Exercise directions: List all lines of the data that include the string "this".

Records for the exercise:
....
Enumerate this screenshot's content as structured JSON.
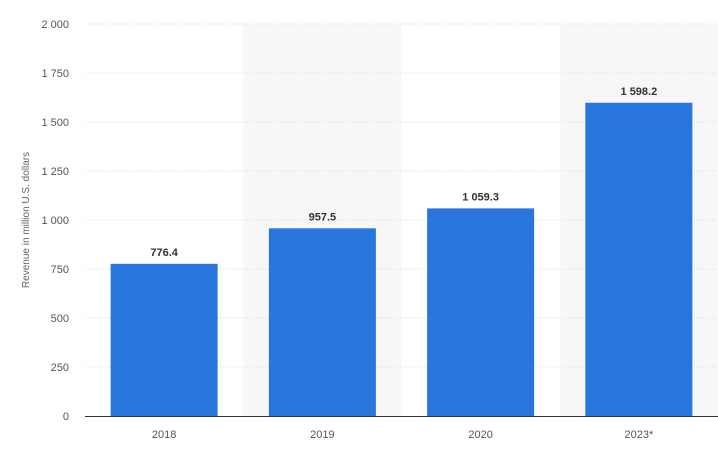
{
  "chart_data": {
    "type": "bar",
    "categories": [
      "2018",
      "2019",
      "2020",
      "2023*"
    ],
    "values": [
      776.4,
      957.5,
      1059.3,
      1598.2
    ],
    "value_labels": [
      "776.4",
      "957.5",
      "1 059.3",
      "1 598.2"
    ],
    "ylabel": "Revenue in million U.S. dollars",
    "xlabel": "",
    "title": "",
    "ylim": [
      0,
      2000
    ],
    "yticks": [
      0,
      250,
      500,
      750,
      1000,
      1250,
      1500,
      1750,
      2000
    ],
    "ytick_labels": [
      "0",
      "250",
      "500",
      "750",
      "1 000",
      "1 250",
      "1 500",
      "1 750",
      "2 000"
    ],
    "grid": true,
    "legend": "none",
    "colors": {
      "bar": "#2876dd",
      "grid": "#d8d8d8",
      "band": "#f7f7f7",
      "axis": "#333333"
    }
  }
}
....
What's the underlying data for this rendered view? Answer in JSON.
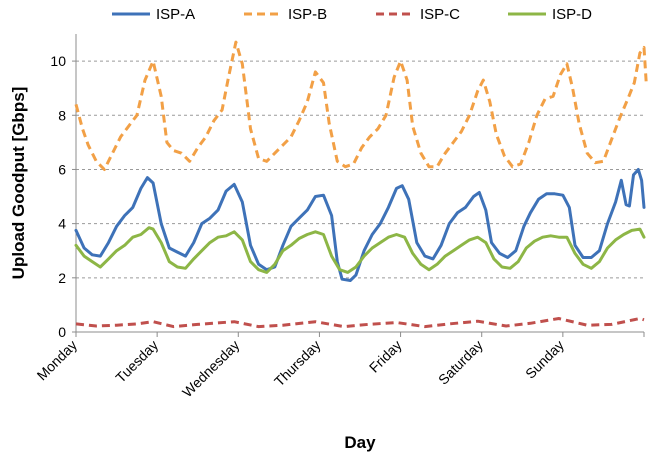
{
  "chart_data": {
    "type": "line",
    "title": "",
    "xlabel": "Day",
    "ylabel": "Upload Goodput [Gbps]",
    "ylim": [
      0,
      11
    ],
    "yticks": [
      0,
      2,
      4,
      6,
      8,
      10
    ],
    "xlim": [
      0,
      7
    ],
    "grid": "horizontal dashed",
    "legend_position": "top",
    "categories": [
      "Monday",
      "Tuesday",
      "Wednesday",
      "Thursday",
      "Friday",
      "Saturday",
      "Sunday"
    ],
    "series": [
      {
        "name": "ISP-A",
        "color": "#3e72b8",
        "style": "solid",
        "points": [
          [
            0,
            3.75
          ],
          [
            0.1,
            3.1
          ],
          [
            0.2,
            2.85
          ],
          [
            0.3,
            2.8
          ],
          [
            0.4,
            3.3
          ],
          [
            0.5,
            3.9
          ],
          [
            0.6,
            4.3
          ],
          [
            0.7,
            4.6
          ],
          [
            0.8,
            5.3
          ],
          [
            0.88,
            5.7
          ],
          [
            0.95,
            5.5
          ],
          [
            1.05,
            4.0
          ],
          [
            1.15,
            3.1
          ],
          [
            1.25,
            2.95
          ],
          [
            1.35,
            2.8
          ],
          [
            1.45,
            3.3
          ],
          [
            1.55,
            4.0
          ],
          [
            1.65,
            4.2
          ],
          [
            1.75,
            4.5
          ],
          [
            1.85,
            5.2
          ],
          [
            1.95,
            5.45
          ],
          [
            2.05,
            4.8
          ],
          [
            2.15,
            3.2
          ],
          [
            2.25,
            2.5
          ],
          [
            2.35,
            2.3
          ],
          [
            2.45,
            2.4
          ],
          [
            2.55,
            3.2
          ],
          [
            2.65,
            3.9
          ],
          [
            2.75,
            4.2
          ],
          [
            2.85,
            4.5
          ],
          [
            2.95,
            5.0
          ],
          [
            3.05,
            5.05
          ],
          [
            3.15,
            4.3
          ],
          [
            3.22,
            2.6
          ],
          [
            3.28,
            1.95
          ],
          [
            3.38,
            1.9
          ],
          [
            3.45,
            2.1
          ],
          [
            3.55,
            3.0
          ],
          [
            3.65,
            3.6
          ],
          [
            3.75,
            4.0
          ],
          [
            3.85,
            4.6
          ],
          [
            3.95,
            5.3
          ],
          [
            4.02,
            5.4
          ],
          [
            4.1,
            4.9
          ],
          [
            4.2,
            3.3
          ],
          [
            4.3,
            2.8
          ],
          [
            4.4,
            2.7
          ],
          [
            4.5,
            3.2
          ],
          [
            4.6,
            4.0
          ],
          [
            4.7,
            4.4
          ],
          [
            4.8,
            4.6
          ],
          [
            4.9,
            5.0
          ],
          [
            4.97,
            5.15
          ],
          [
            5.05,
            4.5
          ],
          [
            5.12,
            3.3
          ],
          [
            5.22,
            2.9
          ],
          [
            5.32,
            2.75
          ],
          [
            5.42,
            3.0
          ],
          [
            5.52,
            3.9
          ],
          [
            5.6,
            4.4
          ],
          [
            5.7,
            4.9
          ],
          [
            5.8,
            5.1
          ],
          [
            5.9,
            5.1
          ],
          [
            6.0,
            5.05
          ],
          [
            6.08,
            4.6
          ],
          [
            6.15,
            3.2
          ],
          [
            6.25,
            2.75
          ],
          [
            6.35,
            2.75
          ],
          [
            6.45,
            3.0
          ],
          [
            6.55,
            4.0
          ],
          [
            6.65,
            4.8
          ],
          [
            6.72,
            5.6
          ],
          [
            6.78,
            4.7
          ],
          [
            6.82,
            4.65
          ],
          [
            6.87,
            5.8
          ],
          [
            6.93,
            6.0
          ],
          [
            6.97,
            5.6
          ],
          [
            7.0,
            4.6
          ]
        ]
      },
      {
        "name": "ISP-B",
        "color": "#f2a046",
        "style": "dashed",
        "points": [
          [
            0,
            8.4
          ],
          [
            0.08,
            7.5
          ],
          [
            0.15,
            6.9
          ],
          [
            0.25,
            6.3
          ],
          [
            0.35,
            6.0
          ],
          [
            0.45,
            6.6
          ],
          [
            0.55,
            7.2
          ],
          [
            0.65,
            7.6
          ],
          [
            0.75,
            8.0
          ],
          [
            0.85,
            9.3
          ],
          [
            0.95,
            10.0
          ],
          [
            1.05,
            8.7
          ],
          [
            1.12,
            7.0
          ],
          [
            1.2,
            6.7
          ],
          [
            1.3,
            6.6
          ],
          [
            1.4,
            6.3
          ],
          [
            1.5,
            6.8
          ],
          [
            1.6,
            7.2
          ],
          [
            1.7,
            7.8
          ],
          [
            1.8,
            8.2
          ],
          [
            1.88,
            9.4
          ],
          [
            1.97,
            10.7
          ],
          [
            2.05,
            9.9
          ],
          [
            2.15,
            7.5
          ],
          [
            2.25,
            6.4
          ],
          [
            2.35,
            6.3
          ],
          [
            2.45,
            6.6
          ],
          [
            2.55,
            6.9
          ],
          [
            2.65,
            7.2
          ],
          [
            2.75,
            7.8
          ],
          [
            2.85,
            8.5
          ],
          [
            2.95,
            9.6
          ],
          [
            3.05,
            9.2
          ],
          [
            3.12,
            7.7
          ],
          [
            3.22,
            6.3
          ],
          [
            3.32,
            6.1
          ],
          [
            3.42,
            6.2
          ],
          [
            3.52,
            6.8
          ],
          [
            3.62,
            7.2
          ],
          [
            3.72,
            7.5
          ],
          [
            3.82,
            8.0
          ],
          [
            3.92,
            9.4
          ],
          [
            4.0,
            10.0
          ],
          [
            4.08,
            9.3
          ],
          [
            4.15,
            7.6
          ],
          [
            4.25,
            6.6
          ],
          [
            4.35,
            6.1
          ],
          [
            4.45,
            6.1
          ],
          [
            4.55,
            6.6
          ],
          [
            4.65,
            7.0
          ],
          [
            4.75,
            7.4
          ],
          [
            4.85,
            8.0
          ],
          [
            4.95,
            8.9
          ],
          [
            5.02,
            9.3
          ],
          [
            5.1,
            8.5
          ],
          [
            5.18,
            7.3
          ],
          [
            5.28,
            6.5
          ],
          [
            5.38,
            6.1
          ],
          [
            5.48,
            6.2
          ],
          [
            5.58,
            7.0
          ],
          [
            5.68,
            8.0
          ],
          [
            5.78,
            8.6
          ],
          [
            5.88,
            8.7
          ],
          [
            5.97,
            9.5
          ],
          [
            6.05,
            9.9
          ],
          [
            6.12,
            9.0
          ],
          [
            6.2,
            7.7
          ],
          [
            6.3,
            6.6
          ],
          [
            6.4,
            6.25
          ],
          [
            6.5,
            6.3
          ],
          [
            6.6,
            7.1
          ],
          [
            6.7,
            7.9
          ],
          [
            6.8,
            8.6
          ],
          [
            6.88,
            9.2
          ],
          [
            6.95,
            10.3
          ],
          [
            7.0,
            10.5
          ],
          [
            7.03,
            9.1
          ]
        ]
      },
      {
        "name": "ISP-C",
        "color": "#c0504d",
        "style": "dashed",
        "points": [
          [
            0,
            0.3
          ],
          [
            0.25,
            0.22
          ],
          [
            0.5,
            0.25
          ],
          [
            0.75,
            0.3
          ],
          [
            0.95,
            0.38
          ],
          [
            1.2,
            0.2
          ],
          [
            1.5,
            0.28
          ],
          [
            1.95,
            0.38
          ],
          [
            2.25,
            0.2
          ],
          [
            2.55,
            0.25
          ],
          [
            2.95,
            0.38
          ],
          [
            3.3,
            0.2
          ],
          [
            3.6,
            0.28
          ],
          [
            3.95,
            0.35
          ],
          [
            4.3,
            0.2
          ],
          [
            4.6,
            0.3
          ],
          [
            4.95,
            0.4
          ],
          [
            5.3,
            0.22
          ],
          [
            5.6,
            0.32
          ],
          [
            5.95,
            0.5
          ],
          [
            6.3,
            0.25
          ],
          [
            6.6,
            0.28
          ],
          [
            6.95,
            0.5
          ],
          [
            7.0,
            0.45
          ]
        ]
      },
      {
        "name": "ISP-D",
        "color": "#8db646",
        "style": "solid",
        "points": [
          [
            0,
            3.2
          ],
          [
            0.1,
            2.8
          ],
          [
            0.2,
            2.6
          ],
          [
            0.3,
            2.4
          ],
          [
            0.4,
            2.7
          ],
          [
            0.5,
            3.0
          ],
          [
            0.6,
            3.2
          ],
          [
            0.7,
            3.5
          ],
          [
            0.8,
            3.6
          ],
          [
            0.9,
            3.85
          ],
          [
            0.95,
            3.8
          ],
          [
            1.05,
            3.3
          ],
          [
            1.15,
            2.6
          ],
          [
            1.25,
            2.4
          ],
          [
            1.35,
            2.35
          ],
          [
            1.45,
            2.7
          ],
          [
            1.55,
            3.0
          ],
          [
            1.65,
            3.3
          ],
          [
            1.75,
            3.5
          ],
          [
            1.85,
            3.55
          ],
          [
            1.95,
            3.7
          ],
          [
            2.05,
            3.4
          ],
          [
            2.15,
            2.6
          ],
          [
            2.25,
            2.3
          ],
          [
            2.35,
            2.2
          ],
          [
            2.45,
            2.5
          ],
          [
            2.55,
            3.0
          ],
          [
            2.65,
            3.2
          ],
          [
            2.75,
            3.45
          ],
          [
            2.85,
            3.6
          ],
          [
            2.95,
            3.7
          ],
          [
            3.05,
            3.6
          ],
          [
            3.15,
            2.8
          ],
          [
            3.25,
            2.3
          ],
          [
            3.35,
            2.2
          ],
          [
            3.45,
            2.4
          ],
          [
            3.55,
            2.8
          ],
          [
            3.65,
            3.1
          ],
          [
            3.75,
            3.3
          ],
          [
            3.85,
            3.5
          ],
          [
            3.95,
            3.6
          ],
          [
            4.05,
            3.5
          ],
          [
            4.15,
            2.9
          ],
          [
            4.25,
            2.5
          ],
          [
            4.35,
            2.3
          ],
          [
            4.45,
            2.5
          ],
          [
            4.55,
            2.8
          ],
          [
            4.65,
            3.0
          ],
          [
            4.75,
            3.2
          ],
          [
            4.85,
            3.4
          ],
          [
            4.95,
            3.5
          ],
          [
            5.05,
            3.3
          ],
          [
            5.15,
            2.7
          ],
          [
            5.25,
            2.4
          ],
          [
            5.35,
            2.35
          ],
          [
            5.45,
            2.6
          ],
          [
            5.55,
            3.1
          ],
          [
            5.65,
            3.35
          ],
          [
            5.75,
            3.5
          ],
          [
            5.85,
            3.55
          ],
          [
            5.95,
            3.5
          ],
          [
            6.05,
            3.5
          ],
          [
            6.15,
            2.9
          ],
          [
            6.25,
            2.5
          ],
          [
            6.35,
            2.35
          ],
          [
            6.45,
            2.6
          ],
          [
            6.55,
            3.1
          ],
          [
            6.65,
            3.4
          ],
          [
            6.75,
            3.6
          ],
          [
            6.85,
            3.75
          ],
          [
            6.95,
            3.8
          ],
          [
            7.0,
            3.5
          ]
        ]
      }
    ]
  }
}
....
Full output:
Enumerate this screenshot's content as structured JSON.
What's the underlying data for this rendered view? Answer in JSON.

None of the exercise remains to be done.